# START OF Supplied material

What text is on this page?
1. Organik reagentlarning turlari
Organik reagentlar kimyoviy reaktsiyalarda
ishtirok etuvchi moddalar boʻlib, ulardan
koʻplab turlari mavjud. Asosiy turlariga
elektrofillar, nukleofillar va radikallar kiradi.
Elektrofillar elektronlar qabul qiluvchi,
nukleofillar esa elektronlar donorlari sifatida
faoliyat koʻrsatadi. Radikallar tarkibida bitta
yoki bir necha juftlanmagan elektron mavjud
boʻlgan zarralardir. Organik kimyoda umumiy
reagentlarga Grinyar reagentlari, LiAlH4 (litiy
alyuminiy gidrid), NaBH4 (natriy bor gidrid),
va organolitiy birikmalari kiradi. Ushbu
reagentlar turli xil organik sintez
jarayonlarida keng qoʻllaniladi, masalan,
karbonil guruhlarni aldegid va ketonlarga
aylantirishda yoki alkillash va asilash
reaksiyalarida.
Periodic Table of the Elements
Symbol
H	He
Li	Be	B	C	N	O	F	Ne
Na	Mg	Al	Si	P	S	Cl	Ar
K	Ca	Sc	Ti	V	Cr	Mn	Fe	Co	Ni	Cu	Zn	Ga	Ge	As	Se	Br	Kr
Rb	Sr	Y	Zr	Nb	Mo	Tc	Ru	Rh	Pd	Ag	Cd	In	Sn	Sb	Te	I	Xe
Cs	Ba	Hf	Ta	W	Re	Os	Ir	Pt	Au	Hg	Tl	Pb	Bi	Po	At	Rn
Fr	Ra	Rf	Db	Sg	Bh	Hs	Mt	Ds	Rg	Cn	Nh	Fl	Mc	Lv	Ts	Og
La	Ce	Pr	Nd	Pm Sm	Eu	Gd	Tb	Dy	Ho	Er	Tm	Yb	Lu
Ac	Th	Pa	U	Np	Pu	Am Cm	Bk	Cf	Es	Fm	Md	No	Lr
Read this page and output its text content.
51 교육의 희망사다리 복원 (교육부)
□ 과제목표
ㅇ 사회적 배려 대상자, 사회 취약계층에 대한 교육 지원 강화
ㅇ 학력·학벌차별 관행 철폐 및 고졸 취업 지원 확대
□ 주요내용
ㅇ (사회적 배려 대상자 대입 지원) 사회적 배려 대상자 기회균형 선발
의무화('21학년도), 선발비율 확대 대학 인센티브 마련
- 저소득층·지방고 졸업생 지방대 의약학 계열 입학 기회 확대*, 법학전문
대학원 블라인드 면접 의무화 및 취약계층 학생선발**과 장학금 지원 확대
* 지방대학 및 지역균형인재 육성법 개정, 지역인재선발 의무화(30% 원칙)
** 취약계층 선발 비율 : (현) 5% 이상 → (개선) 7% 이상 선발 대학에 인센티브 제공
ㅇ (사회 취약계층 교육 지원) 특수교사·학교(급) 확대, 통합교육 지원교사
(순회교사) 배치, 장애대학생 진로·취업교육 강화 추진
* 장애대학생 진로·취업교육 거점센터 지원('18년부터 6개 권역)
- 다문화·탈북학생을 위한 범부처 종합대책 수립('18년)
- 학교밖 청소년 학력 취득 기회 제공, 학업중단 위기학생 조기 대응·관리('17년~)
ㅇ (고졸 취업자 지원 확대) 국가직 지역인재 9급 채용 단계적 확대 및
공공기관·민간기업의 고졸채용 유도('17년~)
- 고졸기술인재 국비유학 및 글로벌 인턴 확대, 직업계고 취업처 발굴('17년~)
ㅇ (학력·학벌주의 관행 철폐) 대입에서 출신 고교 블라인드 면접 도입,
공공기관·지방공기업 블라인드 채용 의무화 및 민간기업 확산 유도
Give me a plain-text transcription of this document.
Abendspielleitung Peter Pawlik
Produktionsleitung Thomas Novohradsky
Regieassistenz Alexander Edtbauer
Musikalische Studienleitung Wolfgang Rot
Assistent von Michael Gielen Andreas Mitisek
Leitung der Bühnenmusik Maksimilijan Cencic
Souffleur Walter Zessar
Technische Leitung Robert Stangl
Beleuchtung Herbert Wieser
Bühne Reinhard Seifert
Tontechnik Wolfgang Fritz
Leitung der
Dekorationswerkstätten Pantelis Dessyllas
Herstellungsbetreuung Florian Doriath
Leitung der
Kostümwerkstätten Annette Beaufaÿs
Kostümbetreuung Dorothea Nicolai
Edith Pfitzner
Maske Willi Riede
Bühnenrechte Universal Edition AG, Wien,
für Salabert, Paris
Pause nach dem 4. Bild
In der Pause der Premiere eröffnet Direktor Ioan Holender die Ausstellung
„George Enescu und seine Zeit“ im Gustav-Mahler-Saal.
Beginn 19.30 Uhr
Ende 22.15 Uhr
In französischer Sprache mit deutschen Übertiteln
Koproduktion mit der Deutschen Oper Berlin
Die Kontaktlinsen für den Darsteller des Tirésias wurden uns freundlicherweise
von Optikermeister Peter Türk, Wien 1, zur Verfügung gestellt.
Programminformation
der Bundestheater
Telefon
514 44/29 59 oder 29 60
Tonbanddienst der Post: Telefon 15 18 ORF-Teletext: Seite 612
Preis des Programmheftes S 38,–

# END OF Supplied material

#### Task prompt
Count how many lines contain "공공기관" and give only that count.

#### Reply to the exercise
2